++++ INFORMATION PROVIDED
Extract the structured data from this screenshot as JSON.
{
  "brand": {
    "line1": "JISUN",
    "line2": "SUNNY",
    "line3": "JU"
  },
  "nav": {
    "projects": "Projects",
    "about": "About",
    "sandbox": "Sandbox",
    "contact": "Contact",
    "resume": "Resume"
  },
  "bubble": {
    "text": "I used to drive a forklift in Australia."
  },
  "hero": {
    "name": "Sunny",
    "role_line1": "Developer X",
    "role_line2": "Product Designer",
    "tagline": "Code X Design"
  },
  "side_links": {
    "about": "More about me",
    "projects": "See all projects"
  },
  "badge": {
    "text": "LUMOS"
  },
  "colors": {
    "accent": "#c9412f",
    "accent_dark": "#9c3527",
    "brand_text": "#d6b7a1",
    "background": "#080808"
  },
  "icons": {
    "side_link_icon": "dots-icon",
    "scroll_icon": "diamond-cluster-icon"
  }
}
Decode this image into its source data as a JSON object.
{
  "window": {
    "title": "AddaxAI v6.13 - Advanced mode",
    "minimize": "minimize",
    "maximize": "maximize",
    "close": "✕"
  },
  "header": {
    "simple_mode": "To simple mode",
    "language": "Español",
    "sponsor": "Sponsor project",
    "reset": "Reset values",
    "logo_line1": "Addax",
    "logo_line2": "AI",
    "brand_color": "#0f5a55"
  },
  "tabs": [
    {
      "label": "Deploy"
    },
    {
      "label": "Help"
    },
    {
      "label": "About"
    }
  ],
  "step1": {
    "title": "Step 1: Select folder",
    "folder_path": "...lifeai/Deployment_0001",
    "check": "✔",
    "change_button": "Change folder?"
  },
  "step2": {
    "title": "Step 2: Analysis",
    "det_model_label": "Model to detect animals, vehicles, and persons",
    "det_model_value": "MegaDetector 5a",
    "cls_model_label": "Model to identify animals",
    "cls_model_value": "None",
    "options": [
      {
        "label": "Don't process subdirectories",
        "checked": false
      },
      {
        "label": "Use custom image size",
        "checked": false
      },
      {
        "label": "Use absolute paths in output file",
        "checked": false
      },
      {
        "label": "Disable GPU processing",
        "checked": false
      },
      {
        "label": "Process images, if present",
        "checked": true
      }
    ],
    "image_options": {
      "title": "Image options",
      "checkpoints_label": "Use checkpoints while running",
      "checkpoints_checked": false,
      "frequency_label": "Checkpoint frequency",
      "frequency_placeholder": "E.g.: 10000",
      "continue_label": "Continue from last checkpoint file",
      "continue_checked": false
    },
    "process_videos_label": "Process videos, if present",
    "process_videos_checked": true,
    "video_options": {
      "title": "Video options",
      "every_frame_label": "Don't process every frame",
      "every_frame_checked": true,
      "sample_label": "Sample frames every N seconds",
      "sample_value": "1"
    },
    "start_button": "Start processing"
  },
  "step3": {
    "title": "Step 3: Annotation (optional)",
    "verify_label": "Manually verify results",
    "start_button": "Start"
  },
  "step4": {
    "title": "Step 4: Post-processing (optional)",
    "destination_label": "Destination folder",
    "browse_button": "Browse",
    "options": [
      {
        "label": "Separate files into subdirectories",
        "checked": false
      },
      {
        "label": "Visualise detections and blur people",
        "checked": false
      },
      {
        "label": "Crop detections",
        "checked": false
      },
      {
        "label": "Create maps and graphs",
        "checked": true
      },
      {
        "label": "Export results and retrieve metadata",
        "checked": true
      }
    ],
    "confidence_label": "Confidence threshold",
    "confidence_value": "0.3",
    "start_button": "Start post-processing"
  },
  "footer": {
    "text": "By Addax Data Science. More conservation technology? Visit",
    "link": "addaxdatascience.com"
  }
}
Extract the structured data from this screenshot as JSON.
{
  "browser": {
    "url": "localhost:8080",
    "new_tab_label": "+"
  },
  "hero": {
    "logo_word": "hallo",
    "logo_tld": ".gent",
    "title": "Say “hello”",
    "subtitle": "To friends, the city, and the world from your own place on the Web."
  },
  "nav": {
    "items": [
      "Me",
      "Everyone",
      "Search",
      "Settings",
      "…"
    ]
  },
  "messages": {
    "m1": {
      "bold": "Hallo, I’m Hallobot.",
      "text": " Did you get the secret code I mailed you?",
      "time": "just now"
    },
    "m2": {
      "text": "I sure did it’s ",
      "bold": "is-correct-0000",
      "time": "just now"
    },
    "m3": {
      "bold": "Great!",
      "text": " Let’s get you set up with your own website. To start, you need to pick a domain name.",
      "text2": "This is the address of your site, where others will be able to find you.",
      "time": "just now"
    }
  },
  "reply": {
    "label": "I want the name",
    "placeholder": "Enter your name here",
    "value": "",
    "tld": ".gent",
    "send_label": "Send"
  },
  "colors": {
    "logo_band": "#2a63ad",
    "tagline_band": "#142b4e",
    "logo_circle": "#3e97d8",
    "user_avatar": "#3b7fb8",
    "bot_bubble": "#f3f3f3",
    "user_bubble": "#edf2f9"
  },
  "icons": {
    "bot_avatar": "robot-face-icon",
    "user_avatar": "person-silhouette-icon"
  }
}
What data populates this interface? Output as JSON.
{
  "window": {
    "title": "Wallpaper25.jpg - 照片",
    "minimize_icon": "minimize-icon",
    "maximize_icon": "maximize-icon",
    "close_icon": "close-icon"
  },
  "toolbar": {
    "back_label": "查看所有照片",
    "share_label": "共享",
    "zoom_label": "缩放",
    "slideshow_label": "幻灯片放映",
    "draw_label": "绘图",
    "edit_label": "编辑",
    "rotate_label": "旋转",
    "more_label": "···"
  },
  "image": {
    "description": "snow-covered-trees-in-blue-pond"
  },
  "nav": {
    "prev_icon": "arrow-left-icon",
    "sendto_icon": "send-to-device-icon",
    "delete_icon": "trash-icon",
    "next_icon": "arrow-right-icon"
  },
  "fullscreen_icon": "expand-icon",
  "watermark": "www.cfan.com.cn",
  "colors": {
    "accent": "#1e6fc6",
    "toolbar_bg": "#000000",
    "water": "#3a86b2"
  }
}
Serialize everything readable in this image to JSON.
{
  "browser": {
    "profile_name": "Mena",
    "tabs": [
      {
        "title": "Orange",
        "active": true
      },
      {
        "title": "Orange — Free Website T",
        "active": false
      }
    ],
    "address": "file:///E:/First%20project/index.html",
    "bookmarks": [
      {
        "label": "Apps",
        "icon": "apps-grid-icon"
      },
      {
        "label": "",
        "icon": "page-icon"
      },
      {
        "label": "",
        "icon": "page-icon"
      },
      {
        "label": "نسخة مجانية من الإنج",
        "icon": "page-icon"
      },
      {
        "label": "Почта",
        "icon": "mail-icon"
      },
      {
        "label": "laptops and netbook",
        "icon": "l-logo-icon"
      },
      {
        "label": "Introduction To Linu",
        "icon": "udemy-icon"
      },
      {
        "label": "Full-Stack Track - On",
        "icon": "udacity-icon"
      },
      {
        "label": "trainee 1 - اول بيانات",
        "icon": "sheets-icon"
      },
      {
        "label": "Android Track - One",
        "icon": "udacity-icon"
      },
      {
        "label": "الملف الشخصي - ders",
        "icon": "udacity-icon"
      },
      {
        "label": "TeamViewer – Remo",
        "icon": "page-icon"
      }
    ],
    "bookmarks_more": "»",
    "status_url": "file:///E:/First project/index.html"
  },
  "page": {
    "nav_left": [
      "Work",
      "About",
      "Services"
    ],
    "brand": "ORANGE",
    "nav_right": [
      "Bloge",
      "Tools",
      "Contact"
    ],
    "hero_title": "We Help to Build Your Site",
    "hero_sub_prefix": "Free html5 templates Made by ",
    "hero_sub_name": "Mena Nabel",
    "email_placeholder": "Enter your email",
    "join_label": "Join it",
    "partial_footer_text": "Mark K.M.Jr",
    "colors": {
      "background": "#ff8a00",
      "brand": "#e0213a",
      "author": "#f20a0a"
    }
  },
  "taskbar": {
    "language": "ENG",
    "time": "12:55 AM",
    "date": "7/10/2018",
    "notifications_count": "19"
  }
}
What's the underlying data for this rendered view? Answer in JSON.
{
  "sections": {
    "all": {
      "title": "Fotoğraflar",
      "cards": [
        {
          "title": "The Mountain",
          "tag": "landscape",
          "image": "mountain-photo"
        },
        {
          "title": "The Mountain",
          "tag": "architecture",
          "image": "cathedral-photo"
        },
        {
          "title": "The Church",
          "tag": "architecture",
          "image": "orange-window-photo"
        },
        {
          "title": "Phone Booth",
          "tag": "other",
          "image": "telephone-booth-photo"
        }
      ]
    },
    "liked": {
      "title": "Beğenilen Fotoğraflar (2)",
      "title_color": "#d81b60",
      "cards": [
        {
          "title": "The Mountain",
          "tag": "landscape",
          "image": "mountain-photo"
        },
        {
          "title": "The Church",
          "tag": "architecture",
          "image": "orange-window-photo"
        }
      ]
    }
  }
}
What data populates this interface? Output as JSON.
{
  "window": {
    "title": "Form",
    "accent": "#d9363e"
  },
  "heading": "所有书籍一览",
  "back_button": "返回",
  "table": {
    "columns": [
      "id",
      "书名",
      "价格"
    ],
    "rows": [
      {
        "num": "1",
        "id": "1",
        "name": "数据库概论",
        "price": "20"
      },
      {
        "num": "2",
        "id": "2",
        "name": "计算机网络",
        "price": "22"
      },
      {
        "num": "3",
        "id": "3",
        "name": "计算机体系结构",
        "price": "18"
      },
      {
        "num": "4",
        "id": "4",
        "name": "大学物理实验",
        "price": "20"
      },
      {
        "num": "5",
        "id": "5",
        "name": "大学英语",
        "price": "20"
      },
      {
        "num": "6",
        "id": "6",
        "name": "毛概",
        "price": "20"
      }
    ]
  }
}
++++++++
▶ **TASK DESCRIPTION**
Using the records above, select and copy every line that has the word "index".

▶ **COMPLETE RESPONSE**
    "address": "file:///E:/First%20project/index.html",
    "status_url": "file:///E:/First project/index.html"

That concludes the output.